» **INPUT MATERIAL**:
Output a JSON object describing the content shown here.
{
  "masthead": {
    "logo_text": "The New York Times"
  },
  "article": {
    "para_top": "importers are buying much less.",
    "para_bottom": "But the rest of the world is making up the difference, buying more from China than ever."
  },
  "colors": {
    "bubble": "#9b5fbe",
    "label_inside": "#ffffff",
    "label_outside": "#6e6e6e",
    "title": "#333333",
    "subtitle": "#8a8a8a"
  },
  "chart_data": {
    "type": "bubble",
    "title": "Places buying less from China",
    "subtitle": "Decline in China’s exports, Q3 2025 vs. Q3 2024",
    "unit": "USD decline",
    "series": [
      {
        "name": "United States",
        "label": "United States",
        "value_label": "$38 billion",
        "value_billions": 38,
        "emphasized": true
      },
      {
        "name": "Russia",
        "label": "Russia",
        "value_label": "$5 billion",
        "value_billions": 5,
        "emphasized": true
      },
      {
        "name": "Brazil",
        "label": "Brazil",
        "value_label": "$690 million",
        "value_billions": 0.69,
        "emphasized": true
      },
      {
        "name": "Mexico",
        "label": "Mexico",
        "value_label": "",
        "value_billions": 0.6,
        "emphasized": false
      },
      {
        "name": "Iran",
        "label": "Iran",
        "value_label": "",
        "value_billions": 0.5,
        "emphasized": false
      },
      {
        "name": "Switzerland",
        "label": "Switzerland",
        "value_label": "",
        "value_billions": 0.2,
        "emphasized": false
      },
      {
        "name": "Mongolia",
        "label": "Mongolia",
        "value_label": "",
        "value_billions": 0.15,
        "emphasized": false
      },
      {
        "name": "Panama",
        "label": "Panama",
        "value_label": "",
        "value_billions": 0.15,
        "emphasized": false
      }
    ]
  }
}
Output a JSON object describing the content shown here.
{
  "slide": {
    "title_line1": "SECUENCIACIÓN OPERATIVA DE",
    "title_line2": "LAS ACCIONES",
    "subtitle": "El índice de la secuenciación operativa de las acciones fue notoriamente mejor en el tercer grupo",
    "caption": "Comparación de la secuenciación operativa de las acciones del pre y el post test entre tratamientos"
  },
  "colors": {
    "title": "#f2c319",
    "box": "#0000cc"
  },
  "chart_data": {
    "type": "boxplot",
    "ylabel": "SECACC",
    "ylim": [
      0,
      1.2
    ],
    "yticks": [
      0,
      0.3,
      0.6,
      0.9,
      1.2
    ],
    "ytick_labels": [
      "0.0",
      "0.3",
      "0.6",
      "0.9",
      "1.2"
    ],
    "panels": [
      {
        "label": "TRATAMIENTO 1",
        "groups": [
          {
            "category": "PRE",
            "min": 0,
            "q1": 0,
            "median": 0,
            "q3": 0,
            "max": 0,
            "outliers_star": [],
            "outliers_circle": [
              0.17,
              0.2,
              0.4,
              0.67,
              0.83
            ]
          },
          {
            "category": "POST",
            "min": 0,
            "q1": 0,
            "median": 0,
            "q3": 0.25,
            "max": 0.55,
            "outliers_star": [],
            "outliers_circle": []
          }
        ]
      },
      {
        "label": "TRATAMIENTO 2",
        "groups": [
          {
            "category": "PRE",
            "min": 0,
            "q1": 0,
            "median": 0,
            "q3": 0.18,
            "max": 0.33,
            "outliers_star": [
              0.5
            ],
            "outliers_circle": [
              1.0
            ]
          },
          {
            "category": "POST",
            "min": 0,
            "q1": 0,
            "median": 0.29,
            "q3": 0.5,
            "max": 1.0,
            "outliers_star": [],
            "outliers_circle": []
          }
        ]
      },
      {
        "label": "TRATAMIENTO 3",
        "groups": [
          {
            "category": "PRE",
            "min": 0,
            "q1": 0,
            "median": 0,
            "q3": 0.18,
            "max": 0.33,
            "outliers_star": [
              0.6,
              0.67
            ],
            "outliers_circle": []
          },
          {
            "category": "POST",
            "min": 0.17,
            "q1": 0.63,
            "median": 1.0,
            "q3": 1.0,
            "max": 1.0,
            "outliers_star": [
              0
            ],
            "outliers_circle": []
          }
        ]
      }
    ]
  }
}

» **EXERCISE**: Copy out the whole listing exactly; please set it all down.

» **WRITTEN RESPONSE**:
Output a JSON object describing the content shown here.
{
  "masthead": {
    "logo_text": "The New York Times"
  },
  "article": {
    "para_top": "importers are buying much less.",
    "para_bottom": "But the rest of the world is making up the difference, buying more from China than ever."
  },
  "colors": {
    "bubble": "#9b5fbe",
    "label_inside": "#ffffff",
    "label_outside": "#6e6e6e",
    "title": "#333333",
    "subtitle": "#8a8a8a"
  },
  "chart_data": {
    "type": "bubble",
    "title": "Places buying less from China",
    "subtitle": "Decline in China’s exports, Q3 2025 vs. Q3 2024",
    "unit": "USD decline",
    "series": [
      {
        "name": "United States",
        "label": "United States",
        "value_label": "$38 billion",
        "value_billions": 38,
        "emphasized": true
      },
      {
        "name": "Russia",
        "label": "Russia",
        "value_label": "$5 billion",
        "value_billions": 5,
        "emphasized": true
      },
      {
        "name": "Brazil",
        "label": "Brazil",
        "value_label": "$690 million",
        "value_billions": 0.69,
        "emphasized": true
      },
      {
        "name": "Mexico",
        "label": "Mexico",
        "value_label": "",
        "value_billions": 0.6,
        "emphasized": false
      },
      {
        "name": "Iran",
        "label": "Iran",
        "value_label": "",
        "value_billions": 0.5,
        "emphasized": false
      },
      {
        "name": "Switzerland",
        "label": "Switzerland",
        "value_label": "",
        "value_billions": 0.2,
        "emphasized": false
      },
      {
        "name": "Mongolia",
        "label": "Mongolia",
        "value_label": "",
        "value_billions": 0.15,
        "emphasized": false
      },
      {
        "name": "Panama",
        "label": "Panama",
        "value_label": "",
        "value_billions": 0.15,
        "emphasized": false
      }
    ]
  }
}
Output a JSON object describing the content shown here.
{
  "slide": {
    "title_line1": "SECUENCIACIÓN OPERATIVA DE",
    "title_line2": "LAS ACCIONES",
    "subtitle": "El índice de la secuenciación operativa de las acciones fue notoriamente mejor en el tercer grupo",
    "caption": "Comparación de la secuenciación operativa de las acciones del pre y el post test entre tratamientos"
  },
  "colors": {
    "title": "#f2c319",
    "box": "#0000cc"
  },
  "chart_data": {
    "type": "boxplot",
    "ylabel": "SECACC",
    "ylim": [
      0,
      1.2
    ],
    "yticks": [
      0,
      0.3,
      0.6,
      0.9,
      1.2
    ],
    "ytick_labels": [
      "0.0",
      "0.3",
      "0.6",
      "0.9",
      "1.2"
    ],
    "panels": [
      {
        "label": "TRATAMIENTO 1",
        "groups": [
          {
            "category": "PRE",
            "min": 0,
            "q1": 0,
            "median": 0,
            "q3": 0,
            "max": 0,
            "outliers_star": [],
            "outliers_circle": [
              0.17,
              0.2,
              0.4,
              0.67,
              0.83
            ]
          },
          {
            "category": "POST",
            "min": 0,
            "q1": 0,
            "median": 0,
            "q3": 0.25,
            "max": 0.55,
            "outliers_star": [],
            "outliers_circle": []
          }
        ]
      },
      {
        "label": "TRATAMIENTO 2",
        "groups": [
          {
            "category": "PRE",
            "min": 0,
            "q1": 0,
            "median": 0,
            "q3": 0.18,
            "max": 0.33,
            "outliers_star": [
              0.5
            ],
            "outliers_circle": [
              1.0
            ]
          },
          {
            "category": "POST",
            "min": 0,
            "q1": 0,
            "median": 0.29,
            "q3": 0.5,
            "max": 1.0,
            "outliers_star": [],
            "outliers_circle": []
          }
        ]
      },
      {
        "label": "TRATAMIENTO 3",
        "groups": [
          {
            "category": "PRE",
            "min": 0,
            "q1": 0,
            "median": 0,
            "q3": 0.18,
            "max": 0.33,
            "outliers_star": [
              0.6,
              0.67
            ],
            "outliers_circle": []
          },
          {
            "category": "POST",
            "min": 0.17,
            "q1": 0.63,
            "median": 1.0,
            "q3": 1.0,
            "max": 1.0,
            "outliers_star": [
              0
            ],
            "outliers_circle": []
          }
        ]
      }
    ]
  }
}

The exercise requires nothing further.